> _What to do_:
Type out the records that follow, exactly as given.

Items start

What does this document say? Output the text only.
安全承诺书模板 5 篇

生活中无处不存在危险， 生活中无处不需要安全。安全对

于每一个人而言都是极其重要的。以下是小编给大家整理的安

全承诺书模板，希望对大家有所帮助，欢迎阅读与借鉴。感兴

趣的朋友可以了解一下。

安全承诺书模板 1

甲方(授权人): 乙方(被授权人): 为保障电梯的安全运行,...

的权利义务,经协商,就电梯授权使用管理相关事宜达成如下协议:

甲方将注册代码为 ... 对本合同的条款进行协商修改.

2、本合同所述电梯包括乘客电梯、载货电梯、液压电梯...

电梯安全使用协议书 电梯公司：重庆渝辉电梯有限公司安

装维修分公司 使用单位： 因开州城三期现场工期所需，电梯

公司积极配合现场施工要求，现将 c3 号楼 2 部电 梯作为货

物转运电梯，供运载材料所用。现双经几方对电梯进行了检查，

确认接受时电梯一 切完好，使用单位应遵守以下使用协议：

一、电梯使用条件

Items end

> _Reply_:
What does this document say? Output the text only.
安全承诺书模板 5 篇

生活中无处不存在危险， 生活中无处不需要安全。安全对

于每一个人而言都是极其重要的。以下是小编给大家整理的安

全承诺书模板，希望对大家有所帮助，欢迎阅读与借鉴。感兴

趣的朋友可以了解一下。

安全承诺书模板 1

甲方(授权人): 乙方(被授权人): 为保障电梯的安全运行,...

的权利义务,经协商,就电梯授权使用管理相关事宜达成如下协议:

甲方将注册代码为 ... 对本合同的条款进行协商修改.

2、本合同所述电梯包括乘客电梯、载货电梯、液压电梯...

电梯安全使用协议书 电梯公司：重庆渝辉电梯有限公司安

装维修分公司 使用单位： 因开州城三期现场工期所需，电梯

公司积极配合现场施工要求，现将 c3 号楼 2 部电 梯作为货

物转运电梯，供运载材料所用。现双经几方对电梯进行了检查，

确认接受时电梯一 切完好，使用单位应遵守以下使用协议：

一、电梯使用条件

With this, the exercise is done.